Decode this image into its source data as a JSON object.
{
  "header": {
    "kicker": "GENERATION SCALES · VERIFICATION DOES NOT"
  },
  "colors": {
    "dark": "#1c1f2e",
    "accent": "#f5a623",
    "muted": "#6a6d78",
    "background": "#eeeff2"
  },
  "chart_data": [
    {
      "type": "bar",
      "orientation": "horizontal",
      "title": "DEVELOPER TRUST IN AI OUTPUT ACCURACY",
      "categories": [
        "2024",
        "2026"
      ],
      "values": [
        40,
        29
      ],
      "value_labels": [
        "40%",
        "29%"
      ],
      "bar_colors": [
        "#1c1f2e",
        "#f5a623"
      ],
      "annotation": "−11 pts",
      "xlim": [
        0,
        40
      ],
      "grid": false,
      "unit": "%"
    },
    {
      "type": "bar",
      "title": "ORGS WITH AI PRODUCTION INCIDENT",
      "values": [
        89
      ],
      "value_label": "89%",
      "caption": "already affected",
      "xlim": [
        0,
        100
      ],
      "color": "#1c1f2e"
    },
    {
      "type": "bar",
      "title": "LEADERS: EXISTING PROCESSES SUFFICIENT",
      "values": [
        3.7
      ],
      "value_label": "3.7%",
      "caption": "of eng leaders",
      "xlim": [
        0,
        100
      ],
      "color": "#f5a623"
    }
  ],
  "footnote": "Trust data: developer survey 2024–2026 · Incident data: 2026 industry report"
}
+++
Print the material above once more, exactly.

Decode this image into its source data as a JSON object.
{
  "header": {
    "kicker": "GENERATION SCALES · VERIFICATION DOES NOT"
  },
  "colors": {
    "dark": "#1c1f2e",
    "accent": "#f5a623",
    "muted": "#6a6d78",
    "background": "#eeeff2"
  },
  "chart_data": [
    {
      "type": "bar",
      "orientation": "horizontal",
      "title": "DEVELOPER TRUST IN AI OUTPUT ACCURACY",
      "categories": [
        "2024",
        "2026"
      ],
      "values": [
        40,
        29
      ],
      "value_labels": [
        "40%",
        "29%"
      ],
      "bar_colors": [
        "#1c1f2e",
        "#f5a623"
      ],
      "annotation": "−11 pts",
      "xlim": [
        0,
        40
      ],
      "grid": false,
      "unit": "%"
    },
    {
      "type": "bar",
      "title": "ORGS WITH AI PRODUCTION INCIDENT",
      "values": [
        89
      ],
      "value_label": "89%",
      "caption": "already affected",
      "xlim": [
        0,
        100
      ],
      "color": "#1c1f2e"
    },
    {
      "type": "bar",
      "title": "LEADERS: EXISTING PROCESSES SUFFICIENT",
      "values": [
        3.7
      ],
      "value_label": "3.7%",
      "caption": "of eng leaders",
      "xlim": [
        0,
        100
      ],
      "color": "#f5a623"
    }
  ],
  "footnote": "Trust data: developer survey 2024–2026 · Incident data: 2026 industry report"
}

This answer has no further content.